Work instructions
Each entry below is to be duplicated verbatim.

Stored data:
__________
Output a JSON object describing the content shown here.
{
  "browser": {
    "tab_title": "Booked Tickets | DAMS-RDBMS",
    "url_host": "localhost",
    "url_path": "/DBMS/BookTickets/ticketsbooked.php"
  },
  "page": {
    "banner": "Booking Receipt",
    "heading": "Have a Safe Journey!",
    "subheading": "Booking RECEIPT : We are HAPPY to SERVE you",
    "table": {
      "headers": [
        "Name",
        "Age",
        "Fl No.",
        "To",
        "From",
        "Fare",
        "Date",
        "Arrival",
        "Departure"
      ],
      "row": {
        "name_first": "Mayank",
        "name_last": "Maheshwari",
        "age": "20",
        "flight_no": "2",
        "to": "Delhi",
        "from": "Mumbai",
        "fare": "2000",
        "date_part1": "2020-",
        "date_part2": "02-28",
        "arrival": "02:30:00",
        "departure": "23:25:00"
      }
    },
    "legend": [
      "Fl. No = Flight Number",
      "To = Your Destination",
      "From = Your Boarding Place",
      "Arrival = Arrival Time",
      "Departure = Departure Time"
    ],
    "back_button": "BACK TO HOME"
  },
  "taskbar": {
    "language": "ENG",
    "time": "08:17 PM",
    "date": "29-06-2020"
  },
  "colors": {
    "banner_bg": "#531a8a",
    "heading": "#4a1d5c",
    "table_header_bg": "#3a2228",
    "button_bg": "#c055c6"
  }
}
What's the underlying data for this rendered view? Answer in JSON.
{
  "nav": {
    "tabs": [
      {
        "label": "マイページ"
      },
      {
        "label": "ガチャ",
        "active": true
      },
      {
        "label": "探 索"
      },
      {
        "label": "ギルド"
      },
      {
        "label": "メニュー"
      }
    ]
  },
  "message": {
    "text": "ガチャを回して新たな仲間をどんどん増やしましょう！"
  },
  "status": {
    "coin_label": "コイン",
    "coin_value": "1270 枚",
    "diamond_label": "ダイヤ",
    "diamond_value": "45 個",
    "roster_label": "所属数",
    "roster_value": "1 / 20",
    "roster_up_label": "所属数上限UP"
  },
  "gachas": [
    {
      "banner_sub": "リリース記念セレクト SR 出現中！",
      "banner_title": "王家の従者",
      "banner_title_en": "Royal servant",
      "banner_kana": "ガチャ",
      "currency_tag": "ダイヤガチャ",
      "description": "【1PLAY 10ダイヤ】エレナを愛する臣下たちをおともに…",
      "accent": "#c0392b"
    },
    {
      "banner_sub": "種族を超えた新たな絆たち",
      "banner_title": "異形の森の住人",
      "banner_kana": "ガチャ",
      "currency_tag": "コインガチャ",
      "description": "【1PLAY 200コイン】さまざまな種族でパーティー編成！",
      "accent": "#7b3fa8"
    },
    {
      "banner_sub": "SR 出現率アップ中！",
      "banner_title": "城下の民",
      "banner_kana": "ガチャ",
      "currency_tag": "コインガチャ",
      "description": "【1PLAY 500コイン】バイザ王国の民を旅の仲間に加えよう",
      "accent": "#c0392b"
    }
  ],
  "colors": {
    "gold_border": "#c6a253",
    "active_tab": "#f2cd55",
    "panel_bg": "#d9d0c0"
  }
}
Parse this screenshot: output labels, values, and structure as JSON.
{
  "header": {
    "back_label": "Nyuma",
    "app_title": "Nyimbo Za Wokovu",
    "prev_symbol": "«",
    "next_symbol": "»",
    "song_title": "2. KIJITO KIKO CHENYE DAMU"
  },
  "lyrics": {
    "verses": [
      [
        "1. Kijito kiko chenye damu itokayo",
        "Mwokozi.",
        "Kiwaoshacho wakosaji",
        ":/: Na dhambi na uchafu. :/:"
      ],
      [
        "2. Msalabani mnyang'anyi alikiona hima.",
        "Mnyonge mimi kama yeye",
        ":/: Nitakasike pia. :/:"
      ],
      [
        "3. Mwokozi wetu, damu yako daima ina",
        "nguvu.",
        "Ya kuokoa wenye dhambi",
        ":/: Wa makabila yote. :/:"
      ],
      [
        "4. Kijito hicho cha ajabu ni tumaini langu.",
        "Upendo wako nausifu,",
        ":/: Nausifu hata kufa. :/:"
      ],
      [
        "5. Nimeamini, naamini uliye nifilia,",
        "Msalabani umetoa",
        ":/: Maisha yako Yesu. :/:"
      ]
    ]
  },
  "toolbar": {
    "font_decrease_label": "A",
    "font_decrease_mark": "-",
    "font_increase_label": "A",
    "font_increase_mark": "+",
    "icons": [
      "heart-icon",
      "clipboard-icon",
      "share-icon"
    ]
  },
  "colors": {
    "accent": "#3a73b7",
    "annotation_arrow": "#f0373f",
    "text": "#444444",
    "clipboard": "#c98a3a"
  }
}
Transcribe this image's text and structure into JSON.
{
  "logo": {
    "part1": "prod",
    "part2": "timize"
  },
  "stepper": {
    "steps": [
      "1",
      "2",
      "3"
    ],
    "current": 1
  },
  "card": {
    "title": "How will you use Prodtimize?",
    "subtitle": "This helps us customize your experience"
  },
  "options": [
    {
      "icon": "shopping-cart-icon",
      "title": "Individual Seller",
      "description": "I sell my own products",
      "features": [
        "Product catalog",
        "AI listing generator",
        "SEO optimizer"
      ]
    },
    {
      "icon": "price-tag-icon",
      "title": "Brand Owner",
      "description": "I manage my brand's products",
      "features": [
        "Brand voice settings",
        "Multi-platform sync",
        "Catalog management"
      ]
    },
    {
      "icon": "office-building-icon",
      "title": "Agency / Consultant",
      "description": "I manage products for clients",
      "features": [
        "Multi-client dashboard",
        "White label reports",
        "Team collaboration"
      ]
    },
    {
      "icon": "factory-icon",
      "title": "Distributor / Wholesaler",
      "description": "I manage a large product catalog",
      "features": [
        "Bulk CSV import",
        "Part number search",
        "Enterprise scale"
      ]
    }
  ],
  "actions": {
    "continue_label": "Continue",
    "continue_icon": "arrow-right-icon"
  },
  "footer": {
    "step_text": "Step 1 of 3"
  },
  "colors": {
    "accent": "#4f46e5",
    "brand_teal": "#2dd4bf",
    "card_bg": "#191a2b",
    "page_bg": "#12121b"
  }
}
__________
Exercise response
Output a JSON object describing the content shown here.
{
  "browser": {
    "tab_title": "Booked Tickets | DAMS-RDBMS",
    "url_host": "localhost",
    "url_path": "/DBMS/BookTickets/ticketsbooked.php"
  },
  "page": {
    "banner": "Booking Receipt",
    "heading": "Have a Safe Journey!",
    "subheading": "Booking RECEIPT : We are HAPPY to SERVE you",
    "table": {
      "headers": [
        "Name",
        "Age",
        "Fl No.",
        "To",
        "From",
        "Fare",
        "Date",
        "Arrival",
        "Departure"
      ],
      "row": {
        "name_first": "Mayank",
        "name_last": "Maheshwari",
        "age": "20",
        "flight_no": "2",
        "to": "Delhi",
        "from": "Mumbai",
        "fare": "2000",
        "date_part1": "2020-",
        "date_part2": "02-28",
        "arrival": "02:30:00",
        "departure": "23:25:00"
      }
    },
    "legend": [
      "Fl. No = Flight Number",
      "To = Your Destination",
      "From = Your Boarding Place",
      "Arrival = Arrival Time",
      "Departure = Departure Time"
    ],
    "back_button": "BACK TO HOME"
  },
  "taskbar": {
    "language": "ENG",
    "time": "08:17 PM",
    "date": "29-06-2020"
  },
  "colors": {
    "banner_bg": "#531a8a",
    "heading": "#4a1d5c",
    "table_header_bg": "#3a2228",
    "button_bg": "#c055c6"
  }
}
What's the underlying data for this rendered view? Answer in JSON.
{
  "nav": {
    "tabs": [
      {
        "label": "マイページ"
      },
      {
        "label": "ガチャ",
        "active": true
      },
      {
        "label": "探 索"
      },
      {
        "label": "ギルド"
      },
      {
        "label": "メニュー"
      }
    ]
  },
  "message": {
    "text": "ガチャを回して新たな仲間をどんどん増やしましょう！"
  },
  "status": {
    "coin_label": "コイン",
    "coin_value": "1270 枚",
    "diamond_label": "ダイヤ",
    "diamond_value": "45 個",
    "roster_label": "所属数",
    "roster_value": "1 / 20",
    "roster_up_label": "所属数上限UP"
  },
  "gachas": [
    {
      "banner_sub": "リリース記念セレクト SR 出現中！",
      "banner_title": "王家の従者",
      "banner_title_en": "Royal servant",
      "banner_kana": "ガチャ",
      "currency_tag": "ダイヤガチャ",
      "description": "【1PLAY 10ダイヤ】エレナを愛する臣下たちをおともに…",
      "accent": "#c0392b"
    },
    {
      "banner_sub": "種族を超えた新たな絆たち",
      "banner_title": "異形の森の住人",
      "banner_kana": "ガチャ",
      "currency_tag": "コインガチャ",
      "description": "【1PLAY 200コイン】さまざまな種族でパーティー編成！",
      "accent": "#7b3fa8"
    },
    {
      "banner_sub": "SR 出現率アップ中！",
      "banner_title": "城下の民",
      "banner_kana": "ガチャ",
      "currency_tag": "コインガチャ",
      "description": "【1PLAY 500コイン】バイザ王国の民を旅の仲間に加えよう",
      "accent": "#c0392b"
    }
  ],
  "colors": {
    "gold_border": "#c6a253",
    "active_tab": "#f2cd55",
    "panel_bg": "#d9d0c0"
  }
}
Parse this screenshot: output labels, values, and structure as JSON.
{
  "header": {
    "back_label": "Nyuma",
    "app_title": "Nyimbo Za Wokovu",
    "prev_symbol": "«",
    "next_symbol": "»",
    "song_title": "2. KIJITO KIKO CHENYE DAMU"
  },
  "lyrics": {
    "verses": [
      [
        "1. Kijito kiko chenye damu itokayo",
        "Mwokozi.",
        "Kiwaoshacho wakosaji",
        ":/: Na dhambi na uchafu. :/:"
      ],
      [
        "2. Msalabani mnyang'anyi alikiona hima.",
        "Mnyonge mimi kama yeye",
        ":/: Nitakasike pia. :/:"
      ],
      [
        "3. Mwokozi wetu, damu yako daima ina",
        "nguvu.",
        "Ya kuokoa wenye dhambi",
        ":/: Wa makabila yote. :/:"
      ],
      [
        "4. Kijito hicho cha ajabu ni tumaini langu.",
        "Upendo wako nausifu,",
        ":/: Nausifu hata kufa. :/:"
      ],
      [
        "5. Nimeamini, naamini uliye nifilia,",
        "Msalabani umetoa",
        ":/: Maisha yako Yesu. :/:"
      ]
    ]
  },
  "toolbar": {
    "font_decrease_label": "A",
    "font_decrease_mark": "-",
    "font_increase_label": "A",
    "font_increase_mark": "+",
    "icons": [
      "heart-icon",
      "clipboard-icon",
      "share-icon"
    ]
  },
  "colors": {
    "accent": "#3a73b7",
    "annotation_arrow": "#f0373f",
    "text": "#444444",
    "clipboard": "#c98a3a"
  }
}
Transcribe this image's text and structure into JSON.
{
  "logo": {
    "part1": "prod",
    "part2": "timize"
  },
  "stepper": {
    "steps": [
      "1",
      "2",
      "3"
    ],
    "current": 1
  },
  "card": {
    "title": "How will you use Prodtimize?",
    "subtitle": "This helps us customize your experience"
  },
  "options": [
    {
      "icon": "shopping-cart-icon",
      "title": "Individual Seller",
      "description": "I sell my own products",
      "features": [
        "Product catalog",
        "AI listing generator",
        "SEO optimizer"
      ]
    },
    {
      "icon": "price-tag-icon",
      "title": "Brand Owner",
      "description": "I manage my brand's products",
      "features": [
        "Brand voice settings",
        "Multi-platform sync",
        "Catalog management"
      ]
    },
    {
      "icon": "office-building-icon",
      "title": "Agency / Consultant",
      "description": "I manage products for clients",
      "features": [
        "Multi-client dashboard",
        "White label reports",
        "Team collaboration"
      ]
    },
    {
      "icon": "factory-icon",
      "title": "Distributor / Wholesaler",
      "description": "I manage a large product catalog",
      "features": [
        "Bulk CSV import",
        "Part number search",
        "Enterprise scale"
      ]
    }
  ],
  "actions": {
    "continue_label": "Continue",
    "continue_icon": "arrow-right-icon"
  },
  "footer": {
    "step_text": "Step 1 of 3"
  },
  "colors": {
    "accent": "#4f46e5",
    "brand_teal": "#2dd4bf",
    "card_bg": "#191a2b",
    "page_bg": "#12121b"
  }
}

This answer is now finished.